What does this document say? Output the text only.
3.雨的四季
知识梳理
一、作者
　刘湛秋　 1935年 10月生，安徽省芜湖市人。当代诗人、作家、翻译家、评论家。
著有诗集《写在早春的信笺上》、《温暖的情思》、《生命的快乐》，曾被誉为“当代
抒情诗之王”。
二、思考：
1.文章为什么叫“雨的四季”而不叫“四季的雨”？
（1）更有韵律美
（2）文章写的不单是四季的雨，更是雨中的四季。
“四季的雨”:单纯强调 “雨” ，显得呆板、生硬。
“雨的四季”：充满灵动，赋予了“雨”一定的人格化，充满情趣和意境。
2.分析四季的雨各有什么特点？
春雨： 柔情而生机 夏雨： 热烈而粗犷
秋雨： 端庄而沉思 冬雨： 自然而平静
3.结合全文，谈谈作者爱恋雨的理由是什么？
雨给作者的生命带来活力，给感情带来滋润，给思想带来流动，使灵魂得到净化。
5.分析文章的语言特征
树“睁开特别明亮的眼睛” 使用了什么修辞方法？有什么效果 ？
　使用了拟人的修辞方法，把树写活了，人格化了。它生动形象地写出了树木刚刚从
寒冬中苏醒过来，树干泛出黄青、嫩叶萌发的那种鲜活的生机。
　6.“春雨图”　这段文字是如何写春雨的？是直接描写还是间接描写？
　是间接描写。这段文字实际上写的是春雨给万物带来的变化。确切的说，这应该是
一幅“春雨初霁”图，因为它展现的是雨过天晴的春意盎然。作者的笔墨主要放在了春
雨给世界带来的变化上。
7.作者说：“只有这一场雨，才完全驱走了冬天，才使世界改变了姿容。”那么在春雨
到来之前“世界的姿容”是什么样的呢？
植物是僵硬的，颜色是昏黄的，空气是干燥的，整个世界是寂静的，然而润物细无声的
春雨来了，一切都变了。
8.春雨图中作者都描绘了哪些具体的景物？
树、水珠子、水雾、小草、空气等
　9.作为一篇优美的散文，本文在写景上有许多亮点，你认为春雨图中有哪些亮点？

....................

• **TASK DETAILS**
Reproduce every line above without error.

• **COMPLETED EXERCISE**
What does this document say? Output the text only.
3.雨的四季
知识梳理
一、作者
　刘湛秋　 1935年 10月生，安徽省芜湖市人。当代诗人、作家、翻译家、评论家。
著有诗集《写在早春的信笺上》、《温暖的情思》、《生命的快乐》，曾被誉为“当代
抒情诗之王”。
二、思考：
1.文章为什么叫“雨的四季”而不叫“四季的雨”？
（1）更有韵律美
（2）文章写的不单是四季的雨，更是雨中的四季。
“四季的雨”:单纯强调 “雨” ，显得呆板、生硬。
“雨的四季”：充满灵动，赋予了“雨”一定的人格化，充满情趣和意境。
2.分析四季的雨各有什么特点？
春雨： 柔情而生机 夏雨： 热烈而粗犷
秋雨： 端庄而沉思 冬雨： 自然而平静
3.结合全文，谈谈作者爱恋雨的理由是什么？
雨给作者的生命带来活力，给感情带来滋润，给思想带来流动，使灵魂得到净化。
5.分析文章的语言特征
树“睁开特别明亮的眼睛” 使用了什么修辞方法？有什么效果 ？
　使用了拟人的修辞方法，把树写活了，人格化了。它生动形象地写出了树木刚刚从
寒冬中苏醒过来，树干泛出黄青、嫩叶萌发的那种鲜活的生机。
　6.“春雨图”　这段文字是如何写春雨的？是直接描写还是间接描写？
　是间接描写。这段文字实际上写的是春雨给万物带来的变化。确切的说，这应该是
一幅“春雨初霁”图，因为它展现的是雨过天晴的春意盎然。作者的笔墨主要放在了春
雨给世界带来的变化上。
7.作者说：“只有这一场雨，才完全驱走了冬天，才使世界改变了姿容。”那么在春雨
到来之前“世界的姿容”是什么样的呢？
植物是僵硬的，颜色是昏黄的，空气是干燥的，整个世界是寂静的，然而润物细无声的
春雨来了，一切都变了。
8.春雨图中作者都描绘了哪些具体的景物？
树、水珠子、水雾、小草、空气等
　9.作为一篇优美的散文，本文在写景上有许多亮点，你认为春雨图中有哪些亮点？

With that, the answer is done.